CHALLENGE: Select and reproduce each line of the listing below that bears the string "Triquell".
--- START ---
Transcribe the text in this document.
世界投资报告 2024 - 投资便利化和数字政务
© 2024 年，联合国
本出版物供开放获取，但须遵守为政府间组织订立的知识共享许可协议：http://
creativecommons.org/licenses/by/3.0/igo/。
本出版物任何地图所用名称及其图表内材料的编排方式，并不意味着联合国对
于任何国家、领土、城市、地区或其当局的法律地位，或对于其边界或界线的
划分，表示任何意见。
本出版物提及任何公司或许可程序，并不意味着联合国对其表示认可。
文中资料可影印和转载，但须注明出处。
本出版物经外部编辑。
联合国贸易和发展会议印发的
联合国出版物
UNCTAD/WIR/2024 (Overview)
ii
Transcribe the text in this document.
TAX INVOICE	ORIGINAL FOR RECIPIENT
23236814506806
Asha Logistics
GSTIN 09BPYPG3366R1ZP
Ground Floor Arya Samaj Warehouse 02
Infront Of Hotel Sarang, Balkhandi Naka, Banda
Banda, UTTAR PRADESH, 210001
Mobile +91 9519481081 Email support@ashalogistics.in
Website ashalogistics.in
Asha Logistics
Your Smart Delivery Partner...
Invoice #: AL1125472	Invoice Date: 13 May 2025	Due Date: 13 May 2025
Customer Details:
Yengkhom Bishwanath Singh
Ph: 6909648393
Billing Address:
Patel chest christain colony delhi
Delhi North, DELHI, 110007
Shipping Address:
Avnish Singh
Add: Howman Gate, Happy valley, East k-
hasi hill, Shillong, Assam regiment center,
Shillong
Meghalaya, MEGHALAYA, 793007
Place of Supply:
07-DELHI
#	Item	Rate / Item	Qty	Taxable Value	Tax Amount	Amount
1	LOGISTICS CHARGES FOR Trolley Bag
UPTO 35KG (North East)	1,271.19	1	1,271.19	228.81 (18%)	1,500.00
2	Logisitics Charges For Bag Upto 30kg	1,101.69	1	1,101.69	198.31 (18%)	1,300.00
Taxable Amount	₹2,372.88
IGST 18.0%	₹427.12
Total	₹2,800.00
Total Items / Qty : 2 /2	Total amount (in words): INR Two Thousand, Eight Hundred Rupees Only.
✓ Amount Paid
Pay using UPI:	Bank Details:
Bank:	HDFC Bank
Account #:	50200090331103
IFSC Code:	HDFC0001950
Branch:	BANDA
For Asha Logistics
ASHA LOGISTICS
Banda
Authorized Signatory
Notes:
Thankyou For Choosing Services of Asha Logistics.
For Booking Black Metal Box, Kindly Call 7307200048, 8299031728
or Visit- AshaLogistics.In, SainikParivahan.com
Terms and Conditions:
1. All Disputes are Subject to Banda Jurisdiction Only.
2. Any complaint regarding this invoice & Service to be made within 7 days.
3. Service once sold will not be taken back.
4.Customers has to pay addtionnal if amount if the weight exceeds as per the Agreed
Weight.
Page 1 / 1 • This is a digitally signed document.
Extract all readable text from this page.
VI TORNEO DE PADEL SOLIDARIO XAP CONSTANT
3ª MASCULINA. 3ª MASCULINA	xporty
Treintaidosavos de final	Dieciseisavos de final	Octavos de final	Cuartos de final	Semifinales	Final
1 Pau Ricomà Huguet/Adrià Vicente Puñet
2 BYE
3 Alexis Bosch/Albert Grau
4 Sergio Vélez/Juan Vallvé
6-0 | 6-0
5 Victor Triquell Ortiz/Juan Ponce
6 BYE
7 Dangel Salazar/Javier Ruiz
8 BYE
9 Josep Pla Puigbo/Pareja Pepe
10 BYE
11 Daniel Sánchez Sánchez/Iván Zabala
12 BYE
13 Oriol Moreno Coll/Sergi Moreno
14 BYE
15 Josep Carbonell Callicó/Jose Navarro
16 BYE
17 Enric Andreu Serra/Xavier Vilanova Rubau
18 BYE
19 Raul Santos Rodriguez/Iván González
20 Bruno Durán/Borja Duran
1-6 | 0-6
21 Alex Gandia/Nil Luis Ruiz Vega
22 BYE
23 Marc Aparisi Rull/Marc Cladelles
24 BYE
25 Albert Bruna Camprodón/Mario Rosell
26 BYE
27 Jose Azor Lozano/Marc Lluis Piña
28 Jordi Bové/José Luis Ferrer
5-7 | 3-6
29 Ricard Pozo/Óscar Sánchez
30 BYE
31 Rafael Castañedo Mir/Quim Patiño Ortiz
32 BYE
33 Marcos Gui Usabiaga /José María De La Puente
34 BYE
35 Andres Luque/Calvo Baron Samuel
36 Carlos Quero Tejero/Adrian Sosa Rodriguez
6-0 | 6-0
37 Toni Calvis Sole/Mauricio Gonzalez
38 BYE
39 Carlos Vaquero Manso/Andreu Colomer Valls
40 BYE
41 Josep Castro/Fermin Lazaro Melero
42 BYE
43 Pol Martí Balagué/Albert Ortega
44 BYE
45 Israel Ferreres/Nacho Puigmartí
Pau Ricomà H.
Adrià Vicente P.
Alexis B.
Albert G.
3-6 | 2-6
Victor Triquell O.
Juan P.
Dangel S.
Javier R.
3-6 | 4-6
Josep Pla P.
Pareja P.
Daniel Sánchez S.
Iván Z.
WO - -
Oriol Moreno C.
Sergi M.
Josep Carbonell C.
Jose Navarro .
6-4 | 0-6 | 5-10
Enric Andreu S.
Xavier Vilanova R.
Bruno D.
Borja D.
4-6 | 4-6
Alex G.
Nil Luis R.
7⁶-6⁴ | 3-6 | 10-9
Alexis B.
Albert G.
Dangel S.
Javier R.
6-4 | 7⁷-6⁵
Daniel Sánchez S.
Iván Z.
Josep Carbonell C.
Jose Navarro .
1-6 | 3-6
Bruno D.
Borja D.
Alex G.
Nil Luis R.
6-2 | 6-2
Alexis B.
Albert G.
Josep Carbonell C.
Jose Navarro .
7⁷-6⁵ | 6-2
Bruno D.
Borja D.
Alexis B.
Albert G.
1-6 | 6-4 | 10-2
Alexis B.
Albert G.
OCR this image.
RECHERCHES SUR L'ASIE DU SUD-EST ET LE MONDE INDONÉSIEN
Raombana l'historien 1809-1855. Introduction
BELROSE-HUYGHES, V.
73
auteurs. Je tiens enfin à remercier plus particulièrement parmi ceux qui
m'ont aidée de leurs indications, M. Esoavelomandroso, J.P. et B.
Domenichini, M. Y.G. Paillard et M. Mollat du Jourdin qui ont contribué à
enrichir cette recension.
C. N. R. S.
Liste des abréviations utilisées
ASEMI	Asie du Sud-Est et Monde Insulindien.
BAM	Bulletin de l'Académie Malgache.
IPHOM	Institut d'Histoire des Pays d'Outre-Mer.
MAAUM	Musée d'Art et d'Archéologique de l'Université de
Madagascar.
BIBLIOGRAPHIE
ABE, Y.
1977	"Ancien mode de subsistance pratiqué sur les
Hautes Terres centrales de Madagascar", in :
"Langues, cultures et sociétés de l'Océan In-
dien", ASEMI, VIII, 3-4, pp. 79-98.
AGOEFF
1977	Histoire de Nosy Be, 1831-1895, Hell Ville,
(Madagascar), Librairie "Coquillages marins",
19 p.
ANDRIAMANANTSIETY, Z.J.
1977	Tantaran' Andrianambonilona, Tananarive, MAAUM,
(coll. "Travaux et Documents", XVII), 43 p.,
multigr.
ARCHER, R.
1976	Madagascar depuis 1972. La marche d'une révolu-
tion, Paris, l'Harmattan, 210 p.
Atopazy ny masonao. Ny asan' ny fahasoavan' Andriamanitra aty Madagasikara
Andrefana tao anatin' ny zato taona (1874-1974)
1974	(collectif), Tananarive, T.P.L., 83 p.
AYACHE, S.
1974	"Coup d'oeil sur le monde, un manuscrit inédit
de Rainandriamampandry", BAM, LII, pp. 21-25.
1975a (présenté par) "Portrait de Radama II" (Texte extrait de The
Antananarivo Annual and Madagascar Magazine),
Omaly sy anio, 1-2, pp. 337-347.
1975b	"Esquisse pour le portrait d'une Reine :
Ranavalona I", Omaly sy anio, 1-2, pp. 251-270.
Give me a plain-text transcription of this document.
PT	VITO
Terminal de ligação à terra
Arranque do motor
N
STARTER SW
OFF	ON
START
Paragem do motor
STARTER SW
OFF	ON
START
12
--- END ---
ANSWER TO THIS EXERCISE:
5 Victor Triquell Ortiz/Juan Ponce
Victor Triquell O.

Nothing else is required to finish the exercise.